PASSAGE GIVEN:
Enterprise-grade Amharic & Ge'ez Biblical Text Tokenizer with Byte Pair Encoding
Project description
EthioBBPE
📖 Overview
EthioBBPE is a professional, production-ready Byte Pair Encoding (BPE) tokenizer specifically designed for Amharic, Ge'ez, and biblical texts. It provides state-of-the-art tokenization for Ethiopian languages with support for ancient scripts and special characters.
✨ Key Features
- 🚀 One-line Installation:
pip install EthioBBPE - 🤖 Auto-download: Models automatically downloaded from Hugging Face Hub
- 📦 Compressed Storage: Gzip compression for efficient storage (65%+ size reduction)
- ⚡ High Performance: Optimized for speed with batch processing
- 🎯 Perfect Reconstruction: 100% accuracy on Amharic biblical texts
- 🔧 Professional API: Clean, intuitive interface inspired by Hugging Face
- 📊 Production Ready: Checkpointing, quantization, and comprehensive metrics
🚀 Quick Start
Installation
pip install EthioBBPE
Basic Usage
from ethiobbpe import EthioBBPETokenizer
# Load pretrained tokenizer (auto-downloads from Hugging Face)
tokenizer = EthioBBPETokenizer.from_pretrained()
# Encode text
text = "ሰላም ለኢዮብ ዘኢነበበ ከንቶ ።"
encoded = tokenizer.encode(text)
print(f"Tokens: {encoded.tokens}")
print(f"IDs: {encoded.ids}")
# Decode back to text
decoded = tokenizer.decode(encoded.ids)
print(f"Decoded: {decoded}")
# Output: ሰላም ለኢዮብ ዘኢነበበ ከንቶ ። (100% accurate!)
Advanced Usage
from ethiobbpe import AutoTokenizer
# Alternative: Use AutoTokenizer factory
tokenizer = AutoTokenizer.from_pretrained("Nexuss0781/Ethio-BBPE")
# Batch encoding
texts = [
"በመዠመሪያ፡እግዚአብሔር፡ሰማይንና፡ምድርን፡ፈጠረ።",
"ወደ ቍስጥንጥንያ አገርም በደረሰች ጊዜ",
"ሐዋርያ መንፈስ ይቤ እንዘ ያነክር ሕይወቶ"
]
encodings = tokenizer.encode_batch(texts)
for i, enc in enumerate(encodings):
print(f"Text {i}: {len(enc.tokens)} tokens")
# Callable interface
result = tokenizer("ሰላም ዓለም")
print(result.tokens)
# Get vocabulary
vocab = tokenizer.get_vocab()
print(f"Vocabulary size: {tokenizer.get_vocab_size()}")
📊 Model Details
| Property | Value |
|---|---|
| Model Name | EthioBBPE_AmharicBible |
| Vocabulary Size | 16,000 tokens |
| Training Data | 61,769 lines (Synaxarium + Canon Biblical) |
| Compression | Gzip Level 9 (65%+ reduction) |
| Reconstruction Accuracy | 100% |
| License | Apache 2.0 |
Training Datasets
- Synaxarium Dataset: 366 religious texts
- Canon Biblical Dataset: 61,403 Amharic-English parallel texts
Total corpus: ~27.5 MB of high-quality Amharic biblical text.

TASK INSTRUCTIONS:
1) Name every property in the Model Details table of the EthioBBPE page.
2) Based on the EthioBBPE page, answer yes or no to each statement and quote the words that decide it: (a) The tokenizer has a vocabulary of 16,000 tokens. (b) The Synaxarium Dataset contains 61,403 texts. (c) The model is released under the MIT license.
3) Translate this sentence from the EthioBBPE page into Spanish: "EthioBBPE is a professional, production-ready Byte Pair Encoding (BPE) tokenizer specifically designed for Amharic, Ge'ez, and biblical texts."

GIVEN MATERIAL:
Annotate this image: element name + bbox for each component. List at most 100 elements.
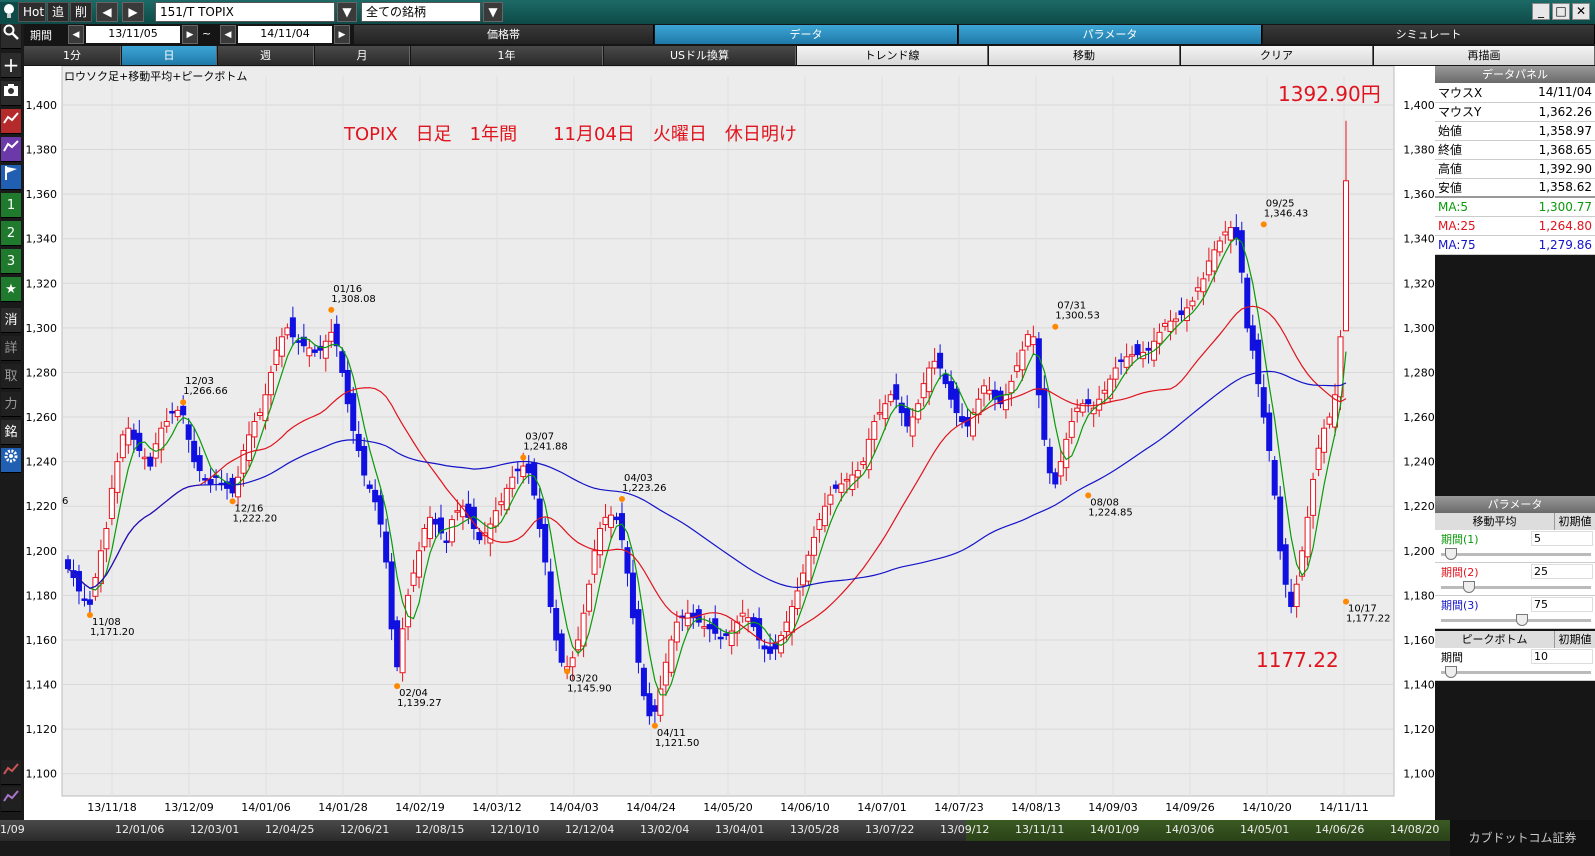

IN RESPONSE:
1) Model Name, Vocabulary Size, Training Data, Compression, Reconstruction Accuracy, License

2)
(a) Yes: "16,000 tokens"
(b) No: "Synaxarium Dataset: 366 religious texts"
(c) No: "Apache 2.0"

3) EthioBBPE es un tokenizador profesional de codificación por pares de bytes (Byte Pair Encoding, BPE), listo para producción y diseñado específicamente para amárico, ge'ez y textos bíblicos.